= Dataset items =
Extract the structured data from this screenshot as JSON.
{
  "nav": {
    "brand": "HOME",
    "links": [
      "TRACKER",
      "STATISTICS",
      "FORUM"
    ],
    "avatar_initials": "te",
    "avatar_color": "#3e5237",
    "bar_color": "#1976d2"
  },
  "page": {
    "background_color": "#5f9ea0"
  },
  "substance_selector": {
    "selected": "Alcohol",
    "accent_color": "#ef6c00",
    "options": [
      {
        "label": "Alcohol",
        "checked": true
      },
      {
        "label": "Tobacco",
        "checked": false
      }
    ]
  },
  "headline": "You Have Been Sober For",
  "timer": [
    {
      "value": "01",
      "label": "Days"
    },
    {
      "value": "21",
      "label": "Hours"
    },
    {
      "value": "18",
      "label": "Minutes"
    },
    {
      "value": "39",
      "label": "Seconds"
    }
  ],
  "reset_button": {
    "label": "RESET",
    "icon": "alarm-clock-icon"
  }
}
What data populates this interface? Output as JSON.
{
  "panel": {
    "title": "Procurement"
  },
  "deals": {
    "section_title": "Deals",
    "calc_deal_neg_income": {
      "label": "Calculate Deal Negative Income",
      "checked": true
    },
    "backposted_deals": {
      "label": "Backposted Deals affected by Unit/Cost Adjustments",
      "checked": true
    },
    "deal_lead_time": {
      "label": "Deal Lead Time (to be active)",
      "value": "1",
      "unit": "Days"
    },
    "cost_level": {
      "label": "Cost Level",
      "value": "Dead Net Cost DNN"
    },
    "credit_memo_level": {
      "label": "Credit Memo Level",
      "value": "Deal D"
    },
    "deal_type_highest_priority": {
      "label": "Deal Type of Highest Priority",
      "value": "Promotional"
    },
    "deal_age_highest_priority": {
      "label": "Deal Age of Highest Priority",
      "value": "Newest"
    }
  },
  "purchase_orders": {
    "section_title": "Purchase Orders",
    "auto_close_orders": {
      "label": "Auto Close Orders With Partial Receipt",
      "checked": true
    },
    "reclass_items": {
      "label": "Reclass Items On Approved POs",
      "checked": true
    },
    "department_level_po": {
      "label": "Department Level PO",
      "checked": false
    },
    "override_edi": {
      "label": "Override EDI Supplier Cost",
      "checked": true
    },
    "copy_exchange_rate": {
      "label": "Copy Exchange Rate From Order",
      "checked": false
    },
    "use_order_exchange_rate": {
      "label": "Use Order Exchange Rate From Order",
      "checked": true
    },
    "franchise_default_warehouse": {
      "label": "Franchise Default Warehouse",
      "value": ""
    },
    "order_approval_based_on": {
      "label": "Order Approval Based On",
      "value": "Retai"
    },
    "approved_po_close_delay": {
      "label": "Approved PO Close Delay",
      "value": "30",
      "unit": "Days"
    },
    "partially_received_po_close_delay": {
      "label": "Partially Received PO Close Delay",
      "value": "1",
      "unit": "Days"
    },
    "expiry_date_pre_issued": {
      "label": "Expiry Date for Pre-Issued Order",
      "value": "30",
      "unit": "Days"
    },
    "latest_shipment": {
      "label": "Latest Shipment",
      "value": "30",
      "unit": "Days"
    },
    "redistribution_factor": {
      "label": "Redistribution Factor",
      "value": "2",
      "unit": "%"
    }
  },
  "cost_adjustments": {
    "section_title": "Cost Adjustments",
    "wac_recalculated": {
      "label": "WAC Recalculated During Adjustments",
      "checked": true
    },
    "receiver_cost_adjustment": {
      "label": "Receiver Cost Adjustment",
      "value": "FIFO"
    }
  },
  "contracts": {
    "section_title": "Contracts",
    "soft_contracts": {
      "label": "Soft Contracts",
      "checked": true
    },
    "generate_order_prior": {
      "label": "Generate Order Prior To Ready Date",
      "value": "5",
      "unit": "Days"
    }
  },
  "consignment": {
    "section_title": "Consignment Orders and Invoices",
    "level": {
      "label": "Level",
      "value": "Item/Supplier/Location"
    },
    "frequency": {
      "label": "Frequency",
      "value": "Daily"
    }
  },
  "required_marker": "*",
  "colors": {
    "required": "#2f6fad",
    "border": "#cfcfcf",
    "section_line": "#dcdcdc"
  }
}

= Request =
Restate each record word for word.

= Exercise result =
Extract the structured data from this screenshot as JSON.
{
  "nav": {
    "brand": "HOME",
    "links": [
      "TRACKER",
      "STATISTICS",
      "FORUM"
    ],
    "avatar_initials": "te",
    "avatar_color": "#3e5237",
    "bar_color": "#1976d2"
  },
  "page": {
    "background_color": "#5f9ea0"
  },
  "substance_selector": {
    "selected": "Alcohol",
    "accent_color": "#ef6c00",
    "options": [
      {
        "label": "Alcohol",
        "checked": true
      },
      {
        "label": "Tobacco",
        "checked": false
      }
    ]
  },
  "headline": "You Have Been Sober For",
  "timer": [
    {
      "value": "01",
      "label": "Days"
    },
    {
      "value": "21",
      "label": "Hours"
    },
    {
      "value": "18",
      "label": "Minutes"
    },
    {
      "value": "39",
      "label": "Seconds"
    }
  ],
  "reset_button": {
    "label": "RESET",
    "icon": "alarm-clock-icon"
  }
}
What data populates this interface? Output as JSON.
{
  "panel": {
    "title": "Procurement"
  },
  "deals": {
    "section_title": "Deals",
    "calc_deal_neg_income": {
      "label": "Calculate Deal Negative Income",
      "checked": true
    },
    "backposted_deals": {
      "label": "Backposted Deals affected by Unit/Cost Adjustments",
      "checked": true
    },
    "deal_lead_time": {
      "label": "Deal Lead Time (to be active)",
      "value": "1",
      "unit": "Days"
    },
    "cost_level": {
      "label": "Cost Level",
      "value": "Dead Net Cost DNN"
    },
    "credit_memo_level": {
      "label": "Credit Memo Level",
      "value": "Deal D"
    },
    "deal_type_highest_priority": {
      "label": "Deal Type of Highest Priority",
      "value": "Promotional"
    },
    "deal_age_highest_priority": {
      "label": "Deal Age of Highest Priority",
      "value": "Newest"
    }
  },
  "purchase_orders": {
    "section_title": "Purchase Orders",
    "auto_close_orders": {
      "label": "Auto Close Orders With Partial Receipt",
      "checked": true
    },
    "reclass_items": {
      "label": "Reclass Items On Approved POs",
      "checked": true
    },
    "department_level_po": {
      "label": "Department Level PO",
      "checked": false
    },
    "override_edi": {
      "label": "Override EDI Supplier Cost",
      "checked": true
    },
    "copy_exchange_rate": {
      "label": "Copy Exchange Rate From Order",
      "checked": false
    },
    "use_order_exchange_rate": {
      "label": "Use Order Exchange Rate From Order",
      "checked": true
    },
    "franchise_default_warehouse": {
      "label": "Franchise Default Warehouse",
      "value": ""
    },
    "order_approval_based_on": {
      "label": "Order Approval Based On",
      "value": "Retai"
    },
    "approved_po_close_delay": {
      "label": "Approved PO Close Delay",
      "value": "30",
      "unit": "Days"
    },
    "partially_received_po_close_delay": {
      "label": "Partially Received PO Close Delay",
      "value": "1",
      "unit": "Days"
    },
    "expiry_date_pre_issued": {
      "label": "Expiry Date for Pre-Issued Order",
      "value": "30",
      "unit": "Days"
    },
    "latest_shipment": {
      "label": "Latest Shipment",
      "value": "30",
      "unit": "Days"
    },
    "redistribution_factor": {
      "label": "Redistribution Factor",
      "value": "2",
      "unit": "%"
    }
  },
  "cost_adjustments": {
    "section_title": "Cost Adjustments",
    "wac_recalculated": {
      "label": "WAC Recalculated During Adjustments",
      "checked": true
    },
    "receiver_cost_adjustment": {
      "label": "Receiver Cost Adjustment",
      "value": "FIFO"
    }
  },
  "contracts": {
    "section_title": "Contracts",
    "soft_contracts": {
      "label": "Soft Contracts",
      "checked": true
    },
    "generate_order_prior": {
      "label": "Generate Order Prior To Ready Date",
      "value": "5",
      "unit": "Days"
    }
  },
  "consignment": {
    "section_title": "Consignment Orders and Invoices",
    "level": {
      "label": "Level",
      "value": "Item/Supplier/Location"
    },
    "frequency": {
      "label": "Frequency",
      "value": "Daily"
    }
  },
  "required_marker": "*",
  "colors": {
    "required": "#2f6fad",
    "border": "#cfcfcf",
    "section_line": "#dcdcdc"
  }
}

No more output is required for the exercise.